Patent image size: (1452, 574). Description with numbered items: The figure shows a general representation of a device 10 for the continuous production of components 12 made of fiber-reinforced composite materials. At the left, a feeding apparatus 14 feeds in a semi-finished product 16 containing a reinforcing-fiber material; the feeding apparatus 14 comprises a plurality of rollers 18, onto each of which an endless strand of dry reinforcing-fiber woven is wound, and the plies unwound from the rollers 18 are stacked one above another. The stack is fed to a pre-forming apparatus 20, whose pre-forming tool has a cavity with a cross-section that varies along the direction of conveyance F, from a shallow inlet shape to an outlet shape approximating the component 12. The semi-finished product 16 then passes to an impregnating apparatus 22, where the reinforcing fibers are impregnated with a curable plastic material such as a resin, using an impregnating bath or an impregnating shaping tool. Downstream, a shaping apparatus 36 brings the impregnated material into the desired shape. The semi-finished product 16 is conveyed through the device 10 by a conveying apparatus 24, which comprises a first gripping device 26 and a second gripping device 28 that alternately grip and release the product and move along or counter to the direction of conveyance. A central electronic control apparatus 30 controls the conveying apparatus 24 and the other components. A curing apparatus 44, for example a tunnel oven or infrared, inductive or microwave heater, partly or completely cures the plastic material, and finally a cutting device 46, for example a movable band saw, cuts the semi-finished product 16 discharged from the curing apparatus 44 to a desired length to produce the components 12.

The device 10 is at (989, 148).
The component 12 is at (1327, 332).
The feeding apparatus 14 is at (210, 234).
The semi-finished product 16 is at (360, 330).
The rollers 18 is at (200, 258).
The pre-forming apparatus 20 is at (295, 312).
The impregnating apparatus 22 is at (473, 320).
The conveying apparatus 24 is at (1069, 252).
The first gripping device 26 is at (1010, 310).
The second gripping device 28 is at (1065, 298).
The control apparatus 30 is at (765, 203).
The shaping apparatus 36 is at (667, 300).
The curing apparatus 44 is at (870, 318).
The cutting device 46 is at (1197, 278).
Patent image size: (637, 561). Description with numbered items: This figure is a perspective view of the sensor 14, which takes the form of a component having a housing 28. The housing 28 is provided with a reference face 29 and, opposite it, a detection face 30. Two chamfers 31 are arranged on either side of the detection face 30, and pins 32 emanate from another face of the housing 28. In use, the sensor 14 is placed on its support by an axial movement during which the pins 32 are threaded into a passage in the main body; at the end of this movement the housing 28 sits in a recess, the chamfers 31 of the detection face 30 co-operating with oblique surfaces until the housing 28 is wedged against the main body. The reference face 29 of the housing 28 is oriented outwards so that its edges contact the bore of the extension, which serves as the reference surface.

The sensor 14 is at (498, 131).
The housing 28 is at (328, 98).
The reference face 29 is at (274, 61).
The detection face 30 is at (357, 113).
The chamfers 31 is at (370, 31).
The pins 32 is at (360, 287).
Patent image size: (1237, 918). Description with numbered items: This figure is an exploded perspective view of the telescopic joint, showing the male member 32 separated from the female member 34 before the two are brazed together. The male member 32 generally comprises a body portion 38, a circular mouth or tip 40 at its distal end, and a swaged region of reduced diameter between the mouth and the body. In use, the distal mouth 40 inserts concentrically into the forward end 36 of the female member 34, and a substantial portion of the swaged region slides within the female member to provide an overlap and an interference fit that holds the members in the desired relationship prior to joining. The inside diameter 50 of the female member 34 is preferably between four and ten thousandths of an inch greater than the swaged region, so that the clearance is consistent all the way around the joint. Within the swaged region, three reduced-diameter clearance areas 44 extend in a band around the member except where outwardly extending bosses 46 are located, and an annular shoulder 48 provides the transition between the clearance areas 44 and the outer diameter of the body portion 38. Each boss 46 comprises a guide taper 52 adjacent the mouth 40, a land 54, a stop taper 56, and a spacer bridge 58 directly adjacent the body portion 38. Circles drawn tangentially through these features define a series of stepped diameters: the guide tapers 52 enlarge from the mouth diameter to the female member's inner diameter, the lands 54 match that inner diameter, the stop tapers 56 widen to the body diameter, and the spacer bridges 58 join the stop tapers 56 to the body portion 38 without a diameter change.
────────
Your goal:
Revise the records above by replacing every instance of "perspective view" with "oblique view", leaving everything else unchanged.

Full answer:
Patent image size: (1452, 574). Description with numbered items: The figure shows a general representation of a device 10 for the continuous production of components 12 made of fiber-reinforced composite materials. At the left, a feeding apparatus 14 feeds in a semi-finished product 16 containing a reinforcing-fiber material; the feeding apparatus 14 comprises a plurality of rollers 18, onto each of which an endless strand of dry reinforcing-fiber woven is wound, and the plies unwound from the rollers 18 are stacked one above another. The stack is fed to a pre-forming apparatus 20, whose pre-forming tool has a cavity with a cross-section that varies along the direction of conveyance F, from a shallow inlet shape to an outlet shape approximating the component 12. The semi-finished product 16 then passes to an impregnating apparatus 22, where the reinforcing fibers are impregnated with a curable plastic material such as a resin, using an impregnating bath or an impregnating shaping tool. Downstream, a shaping apparatus 36 brings the impregnated material into the desired shape. The semi-finished product 16 is conveyed through the device 10 by a conveying apparatus 24, which comprises a first gripping device 26 and a second gripping device 28 that alternately grip and release the product and move along or counter to the direction of conveyance. A central electronic control apparatus 30 controls the conveying apparatus 24 and the other components. A curing apparatus 44, for example a tunnel oven or infrared, inductive or microwave heater, partly or completely cures the plastic material, and finally a cutting device 46, for example a movable band saw, cuts the semi-finished product 16 discharged from the curing apparatus 44 to a desired length to produce the components 12.

The device 10 is at (989, 148).
The component 12 is at (1327, 332).
The feeding apparatus 14 is at (210, 234).
The semi-finished product 16 is at (360, 330).
The rollers 18 is at (200, 258).
The pre-forming apparatus 20 is at (295, 312).
The impregnating apparatus 22 is at (473, 320).
The conveying apparatus 24 is at (1069, 252).
The first gripping device 26 is at (1010, 310).
The second gripping device 28 is at (1065, 298).
The control apparatus 30 is at (765, 203).
The shaping apparatus 36 is at (667, 300).
The curing apparatus 44 is at (870, 318).
The cutting device 46 is at (1197, 278).
Patent image size: (637, 561). Description with numbered items: This figure is a oblique view of the sensor 14, which takes the form of a component having a housing 28. The housing 28 is provided with a reference face 29 and, opposite it, a detection face 30. Two chamfers 31 are arranged on either side of the detection face 30, and pins 32 emanate from another face of the housing 28. In use, the sensor 14 is placed on its support by an axial movement during which the pins 32 are threaded into a passage in the main body; at the end of this movement the housing 28 sits in a recess, the chamfers 31 of the detection face 30 co-operating with oblique surfaces until the housing 28 is wedged against the main body. The reference face 29 of the housing 28 is oriented outwards so that its edges contact the bore of the extension, which serves as the reference surface.

The sensor 14 is at (498, 131).
The housing 28 is at (328, 98).
The reference face 29 is at (274, 61).
The detection face 30 is at (357, 113).
The chamfers 31 is at (370, 31).
The pins 32 is at (360, 287).
Patent image size: (1237, 918). Description with numbered items: This figure is an exploded oblique view of the telescopic joint, showing the male member 32 separated from the female member 34 before the two are brazed together. The male member 32 generally comprises a body portion 38, a circular mouth or tip 40 at its distal end, and a swaged region of reduced diameter between the mouth and the body. In use, the distal mouth 40 inserts concentrically into the forward end 36 of the female member 34, and a substantial portion of the swaged region slides within the female member to provide an overlap and an interference fit that holds the members in the desired relationship prior to joining. The inside diameter 50 of the female member 34 is preferably between four and ten thousandths of an inch greater than the swaged region, so that the clearance is consistent all the way around the joint. Within the swaged region, three reduced-diameter clearance areas 44 extend in a band around the member except where outwardly extending bosses 46 are located, and an annular shoulder 48 provides the transition between the clearance areas 44 and the outer diameter of the body portion 38. Each boss 46 comprises a guide taper 52 adjacent the mouth 40, a land 54, a stop taper 56, and a spacer bridge 58 directly adjacent the body portion 38. Circles drawn tangentially through these features define a series of stepped diameters: the guide tapers 52 enlarge from the mouth diameter to the female member's inner diameter, the lands 54 match that inner diameter, the stop tapers 56 widen to the body diameter, and the spacer bridges 58 join the stop tapers 56 to the body portion 38 without a diameter change.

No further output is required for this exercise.